- _THE INPUT_:
========================================
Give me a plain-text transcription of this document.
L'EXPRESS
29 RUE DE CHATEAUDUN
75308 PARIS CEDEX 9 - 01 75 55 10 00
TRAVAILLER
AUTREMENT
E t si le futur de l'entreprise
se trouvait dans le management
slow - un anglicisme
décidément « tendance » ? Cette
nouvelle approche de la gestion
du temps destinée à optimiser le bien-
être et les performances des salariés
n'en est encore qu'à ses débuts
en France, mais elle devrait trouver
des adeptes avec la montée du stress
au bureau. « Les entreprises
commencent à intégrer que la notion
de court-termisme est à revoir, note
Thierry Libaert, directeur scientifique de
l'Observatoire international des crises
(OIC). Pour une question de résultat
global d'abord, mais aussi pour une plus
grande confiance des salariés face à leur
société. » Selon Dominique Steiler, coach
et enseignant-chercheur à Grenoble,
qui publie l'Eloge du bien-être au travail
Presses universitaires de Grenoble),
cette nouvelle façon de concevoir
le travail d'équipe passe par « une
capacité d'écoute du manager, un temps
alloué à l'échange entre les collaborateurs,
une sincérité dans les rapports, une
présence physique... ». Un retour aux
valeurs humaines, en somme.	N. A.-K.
========================================
Exactly reproduce every line found in the records.

Give me a plain-text transcription of this document.
L'EXPRESS
29 RUE DE CHATEAUDUN
75308 PARIS CEDEX 9 - 01 75 55 10 00
TRAVAILLER
AUTREMENT
E t si le futur de l'entreprise
se trouvait dans le management
slow - un anglicisme
décidément « tendance » ? Cette
nouvelle approche de la gestion
du temps destinée à optimiser le bien-
être et les performances des salariés
n'en est encore qu'à ses débuts
en France, mais elle devrait trouver
des adeptes avec la montée du stress
au bureau. « Les entreprises
commencent à intégrer que la notion
de court-termisme est à revoir, note
Thierry Libaert, directeur scientifique de
l'Observatoire international des crises
(OIC). Pour une question de résultat
global d'abord, mais aussi pour une plus
grande confiance des salariés face à leur
société. » Selon Dominique Steiler, coach
et enseignant-chercheur à Grenoble,
qui publie l'Eloge du bien-être au travail
Presses universitaires de Grenoble),
cette nouvelle façon de concevoir
le travail d'équipe passe par « une
capacité d'écoute du manager, un temps
alloué à l'échange entre les collaborateurs,
une sincérité dans les rapports, une
présence physique... ». Un retour aux
valeurs humaines, en somme.	N. A.-K.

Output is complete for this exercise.